#### Aim
All of the entries need to be written out again, exactly as they are.

[Items from a dataset]
>> BEGIN

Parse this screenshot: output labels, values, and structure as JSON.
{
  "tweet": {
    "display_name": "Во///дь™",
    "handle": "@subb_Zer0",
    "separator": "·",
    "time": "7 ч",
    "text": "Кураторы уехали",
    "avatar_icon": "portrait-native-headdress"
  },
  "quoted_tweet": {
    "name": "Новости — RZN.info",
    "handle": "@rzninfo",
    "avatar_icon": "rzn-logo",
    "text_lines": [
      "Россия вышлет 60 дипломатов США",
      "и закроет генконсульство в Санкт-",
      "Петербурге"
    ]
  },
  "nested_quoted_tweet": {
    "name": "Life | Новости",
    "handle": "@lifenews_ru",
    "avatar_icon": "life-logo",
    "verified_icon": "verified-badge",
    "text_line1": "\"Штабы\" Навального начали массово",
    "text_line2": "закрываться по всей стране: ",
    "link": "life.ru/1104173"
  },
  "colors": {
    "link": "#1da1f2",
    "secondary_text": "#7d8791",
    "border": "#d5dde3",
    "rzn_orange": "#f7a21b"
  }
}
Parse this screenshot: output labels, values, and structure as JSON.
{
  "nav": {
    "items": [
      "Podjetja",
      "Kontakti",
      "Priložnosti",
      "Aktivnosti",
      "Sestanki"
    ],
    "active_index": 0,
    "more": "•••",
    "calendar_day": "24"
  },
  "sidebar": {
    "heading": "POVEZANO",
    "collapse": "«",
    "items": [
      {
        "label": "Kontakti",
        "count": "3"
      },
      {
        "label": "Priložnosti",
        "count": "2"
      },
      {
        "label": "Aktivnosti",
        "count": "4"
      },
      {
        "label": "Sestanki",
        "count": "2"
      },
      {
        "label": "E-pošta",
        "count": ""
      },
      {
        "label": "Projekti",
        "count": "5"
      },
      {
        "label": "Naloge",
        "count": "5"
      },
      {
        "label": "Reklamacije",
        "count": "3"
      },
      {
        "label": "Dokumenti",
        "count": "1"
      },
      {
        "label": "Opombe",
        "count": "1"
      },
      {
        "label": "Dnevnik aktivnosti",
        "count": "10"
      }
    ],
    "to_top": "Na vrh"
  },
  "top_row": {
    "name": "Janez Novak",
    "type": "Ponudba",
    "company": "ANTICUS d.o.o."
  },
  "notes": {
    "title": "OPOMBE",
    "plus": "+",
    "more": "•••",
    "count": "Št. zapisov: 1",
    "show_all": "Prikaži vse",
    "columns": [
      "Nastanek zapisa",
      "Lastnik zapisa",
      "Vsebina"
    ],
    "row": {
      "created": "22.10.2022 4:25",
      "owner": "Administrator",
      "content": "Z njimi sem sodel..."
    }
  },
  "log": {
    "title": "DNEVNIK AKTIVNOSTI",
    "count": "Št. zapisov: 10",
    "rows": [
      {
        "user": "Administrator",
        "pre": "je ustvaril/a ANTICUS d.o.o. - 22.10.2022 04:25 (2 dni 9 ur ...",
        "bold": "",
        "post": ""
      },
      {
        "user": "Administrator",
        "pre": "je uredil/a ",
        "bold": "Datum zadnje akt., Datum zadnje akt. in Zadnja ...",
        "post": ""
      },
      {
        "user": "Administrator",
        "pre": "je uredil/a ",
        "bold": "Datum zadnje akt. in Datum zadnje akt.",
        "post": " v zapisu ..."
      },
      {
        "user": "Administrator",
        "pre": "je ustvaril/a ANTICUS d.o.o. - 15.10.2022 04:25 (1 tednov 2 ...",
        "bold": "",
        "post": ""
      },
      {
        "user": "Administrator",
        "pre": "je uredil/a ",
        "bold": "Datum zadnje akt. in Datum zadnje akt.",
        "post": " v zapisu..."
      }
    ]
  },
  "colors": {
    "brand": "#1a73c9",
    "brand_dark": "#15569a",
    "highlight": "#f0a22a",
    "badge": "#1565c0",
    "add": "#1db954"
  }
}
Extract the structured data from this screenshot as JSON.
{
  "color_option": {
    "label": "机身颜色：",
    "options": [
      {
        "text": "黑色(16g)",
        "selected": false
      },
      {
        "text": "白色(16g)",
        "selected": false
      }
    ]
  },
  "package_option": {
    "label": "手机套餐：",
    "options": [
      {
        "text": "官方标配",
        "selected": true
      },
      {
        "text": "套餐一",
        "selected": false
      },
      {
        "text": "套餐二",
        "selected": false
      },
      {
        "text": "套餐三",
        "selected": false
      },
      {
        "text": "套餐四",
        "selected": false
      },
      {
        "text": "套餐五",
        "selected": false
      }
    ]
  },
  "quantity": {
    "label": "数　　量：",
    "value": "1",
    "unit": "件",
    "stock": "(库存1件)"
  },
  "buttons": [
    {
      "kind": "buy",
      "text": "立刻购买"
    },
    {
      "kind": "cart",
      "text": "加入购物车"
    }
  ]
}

>> END

#### Expected output
Parse this screenshot: output labels, values, and structure as JSON.
{
  "tweet": {
    "display_name": "Во///дь™",
    "handle": "@subb_Zer0",
    "separator": "·",
    "time": "7 ч",
    "text": "Кураторы уехали",
    "avatar_icon": "portrait-native-headdress"
  },
  "quoted_tweet": {
    "name": "Новости — RZN.info",
    "handle": "@rzninfo",
    "avatar_icon": "rzn-logo",
    "text_lines": [
      "Россия вышлет 60 дипломатов США",
      "и закроет генконсульство в Санкт-",
      "Петербурге"
    ]
  },
  "nested_quoted_tweet": {
    "name": "Life | Новости",
    "handle": "@lifenews_ru",
    "avatar_icon": "life-logo",
    "verified_icon": "verified-badge",
    "text_line1": "\"Штабы\" Навального начали массово",
    "text_line2": "закрываться по всей стране: ",
    "link": "life.ru/1104173"
  },
  "colors": {
    "link": "#1da1f2",
    "secondary_text": "#7d8791",
    "border": "#d5dde3",
    "rzn_orange": "#f7a21b"
  }
}
Parse this screenshot: output labels, values, and structure as JSON.
{
  "nav": {
    "items": [
      "Podjetja",
      "Kontakti",
      "Priložnosti",
      "Aktivnosti",
      "Sestanki"
    ],
    "active_index": 0,
    "more": "•••",
    "calendar_day": "24"
  },
  "sidebar": {
    "heading": "POVEZANO",
    "collapse": "«",
    "items": [
      {
        "label": "Kontakti",
        "count": "3"
      },
      {
        "label": "Priložnosti",
        "count": "2"
      },
      {
        "label": "Aktivnosti",
        "count": "4"
      },
      {
        "label": "Sestanki",
        "count": "2"
      },
      {
        "label": "E-pošta",
        "count": ""
      },
      {
        "label": "Projekti",
        "count": "5"
      },
      {
        "label": "Naloge",
        "count": "5"
      },
      {
        "label": "Reklamacije",
        "count": "3"
      },
      {
        "label": "Dokumenti",
        "count": "1"
      },
      {
        "label": "Opombe",
        "count": "1"
      },
      {
        "label": "Dnevnik aktivnosti",
        "count": "10"
      }
    ],
    "to_top": "Na vrh"
  },
  "top_row": {
    "name": "Janez Novak",
    "type": "Ponudba",
    "company": "ANTICUS d.o.o."
  },
  "notes": {
    "title": "OPOMBE",
    "plus": "+",
    "more": "•••",
    "count": "Št. zapisov: 1",
    "show_all": "Prikaži vse",
    "columns": [
      "Nastanek zapisa",
      "Lastnik zapisa",
      "Vsebina"
    ],
    "row": {
      "created": "22.10.2022 4:25",
      "owner": "Administrator",
      "content": "Z njimi sem sodel..."
    }
  },
  "log": {
    "title": "DNEVNIK AKTIVNOSTI",
    "count": "Št. zapisov: 10",
    "rows": [
      {
        "user": "Administrator",
        "pre": "je ustvaril/a ANTICUS d.o.o. - 22.10.2022 04:25 (2 dni 9 ur ...",
        "bold": "",
        "post": ""
      },
      {
        "user": "Administrator",
        "pre": "je uredil/a ",
        "bold": "Datum zadnje akt., Datum zadnje akt. in Zadnja ...",
        "post": ""
      },
      {
        "user": "Administrator",
        "pre": "je uredil/a ",
        "bold": "Datum zadnje akt. in Datum zadnje akt.",
        "post": " v zapisu ..."
      },
      {
        "user": "Administrator",
        "pre": "je ustvaril/a ANTICUS d.o.o. - 15.10.2022 04:25 (1 tednov 2 ...",
        "bold": "",
        "post": ""
      },
      {
        "user": "Administrator",
        "pre": "je uredil/a ",
        "bold": "Datum zadnje akt. in Datum zadnje akt.",
        "post": " v zapisu..."
      }
    ]
  },
  "colors": {
    "brand": "#1a73c9",
    "brand_dark": "#15569a",
    "highlight": "#f0a22a",
    "badge": "#1565c0",
    "add": "#1db954"
  }
}
Extract the structured data from this screenshot as JSON.
{
  "color_option": {
    "label": "机身颜色：",
    "options": [
      {
        "text": "黑色(16g)",
        "selected": false
      },
      {
        "text": "白色(16g)",
        "selected": false
      }
    ]
  },
  "package_option": {
    "label": "手机套餐：",
    "options": [
      {
        "text": "官方标配",
        "selected": true
      },
      {
        "text": "套餐一",
        "selected": false
      },
      {
        "text": "套餐二",
        "selected": false
      },
      {
        "text": "套餐三",
        "selected": false
      },
      {
        "text": "套餐四",
        "selected": false
      },
      {
        "text": "套餐五",
        "selected": false
      }
    ]
  },
  "quantity": {
    "label": "数　　量：",
    "value": "1",
    "unit": "件",
    "stock": "(库存1件)"
  },
  "buttons": [
    {
      "kind": "buy",
      "text": "立刻购买"
    },
    {
      "kind": "cart",
      "text": "加入购物车"
    }
  ]
}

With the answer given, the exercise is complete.